**Task statement**
Will you transcribe the entries that follow, exactly and in full?

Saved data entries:
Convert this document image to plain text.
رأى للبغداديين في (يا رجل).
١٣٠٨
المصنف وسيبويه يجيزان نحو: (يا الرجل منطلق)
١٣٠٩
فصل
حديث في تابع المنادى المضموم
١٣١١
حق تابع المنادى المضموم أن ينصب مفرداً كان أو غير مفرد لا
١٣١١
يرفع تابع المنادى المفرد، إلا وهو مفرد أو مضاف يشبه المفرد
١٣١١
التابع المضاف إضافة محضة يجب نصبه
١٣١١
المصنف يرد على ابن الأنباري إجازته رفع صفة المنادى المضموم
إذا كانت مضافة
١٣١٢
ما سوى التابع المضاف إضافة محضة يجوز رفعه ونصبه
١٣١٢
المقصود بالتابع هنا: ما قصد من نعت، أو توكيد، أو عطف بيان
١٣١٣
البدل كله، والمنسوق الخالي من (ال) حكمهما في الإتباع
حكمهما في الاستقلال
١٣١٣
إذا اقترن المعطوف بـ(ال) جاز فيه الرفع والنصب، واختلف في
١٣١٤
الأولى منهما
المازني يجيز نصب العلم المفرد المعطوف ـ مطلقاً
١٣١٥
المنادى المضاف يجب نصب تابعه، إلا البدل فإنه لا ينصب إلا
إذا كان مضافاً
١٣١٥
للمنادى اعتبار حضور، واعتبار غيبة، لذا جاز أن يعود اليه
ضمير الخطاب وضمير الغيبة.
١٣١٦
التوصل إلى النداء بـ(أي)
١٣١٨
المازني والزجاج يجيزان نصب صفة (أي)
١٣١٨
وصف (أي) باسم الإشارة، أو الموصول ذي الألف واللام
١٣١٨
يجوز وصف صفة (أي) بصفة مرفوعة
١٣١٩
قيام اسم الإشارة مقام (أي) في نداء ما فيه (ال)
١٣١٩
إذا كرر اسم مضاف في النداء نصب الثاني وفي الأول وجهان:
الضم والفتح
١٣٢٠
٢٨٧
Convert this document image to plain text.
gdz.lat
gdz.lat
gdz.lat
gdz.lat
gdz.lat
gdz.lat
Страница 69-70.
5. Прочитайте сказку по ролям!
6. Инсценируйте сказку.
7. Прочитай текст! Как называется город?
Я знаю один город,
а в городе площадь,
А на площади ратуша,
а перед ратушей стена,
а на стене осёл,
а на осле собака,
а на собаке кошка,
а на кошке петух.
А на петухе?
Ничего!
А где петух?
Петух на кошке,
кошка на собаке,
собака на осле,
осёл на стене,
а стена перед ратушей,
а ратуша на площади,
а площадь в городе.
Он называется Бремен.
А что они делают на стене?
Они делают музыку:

**Full output**
Convert this document image to plain text.
رأى للبغداديين في (يا رجل).
١٣٠٨
المصنف وسيبويه يجيزان نحو: (يا الرجل منطلق)
١٣٠٩
فصل
حديث في تابع المنادى المضموم
١٣١١
حق تابع المنادى المضموم أن ينصب مفرداً كان أو غير مفرد لا
١٣١١
يرفع تابع المنادى المفرد، إلا وهو مفرد أو مضاف يشبه المفرد
١٣١١
التابع المضاف إضافة محضة يجب نصبه
١٣١١
المصنف يرد على ابن الأنباري إجازته رفع صفة المنادى المضموم
إذا كانت مضافة
١٣١٢
ما سوى التابع المضاف إضافة محضة يجوز رفعه ونصبه
١٣١٢
المقصود بالتابع هنا: ما قصد من نعت، أو توكيد، أو عطف بيان
١٣١٣
البدل كله، والمنسوق الخالي من (ال) حكمهما في الإتباع
حكمهما في الاستقلال
١٣١٣
إذا اقترن المعطوف بـ(ال) جاز فيه الرفع والنصب، واختلف في
١٣١٤
الأولى منهما
المازني يجيز نصب العلم المفرد المعطوف ـ مطلقاً
١٣١٥
المنادى المضاف يجب نصب تابعه، إلا البدل فإنه لا ينصب إلا
إذا كان مضافاً
١٣١٥
للمنادى اعتبار حضور، واعتبار غيبة، لذا جاز أن يعود اليه
ضمير الخطاب وضمير الغيبة.
١٣١٦
التوصل إلى النداء بـ(أي)
١٣١٨
المازني والزجاج يجيزان نصب صفة (أي)
١٣١٨
وصف (أي) باسم الإشارة، أو الموصول ذي الألف واللام
١٣١٨
يجوز وصف صفة (أي) بصفة مرفوعة
١٣١٩
قيام اسم الإشارة مقام (أي) في نداء ما فيه (ال)
١٣١٩
إذا كرر اسم مضاف في النداء نصب الثاني وفي الأول وجهان:
الضم والفتح
١٣٢٠
٢٨٧
Convert this document image to plain text.
gdz.lat
gdz.lat
gdz.lat
gdz.lat
gdz.lat
gdz.lat
Страница 69-70.
5. Прочитайте сказку по ролям!
6. Инсценируйте сказку.
7. Прочитай текст! Как называется город?
Я знаю один город,
а в городе площадь,
А на площади ратуша,
а перед ратушей стена,
а на стене осёл,
а на осле собака,
а на собаке кошка,
а на кошке петух.
А на петухе?
Ничего!
А где петух?
Петух на кошке,
кошка на собаке,
собака на осле,
осёл на стене,
а стена перед ратушей,
а ратуша на площади,
а площадь в городе.
Он называется Бремен.
А что они делают на стене?
Они делают музыку:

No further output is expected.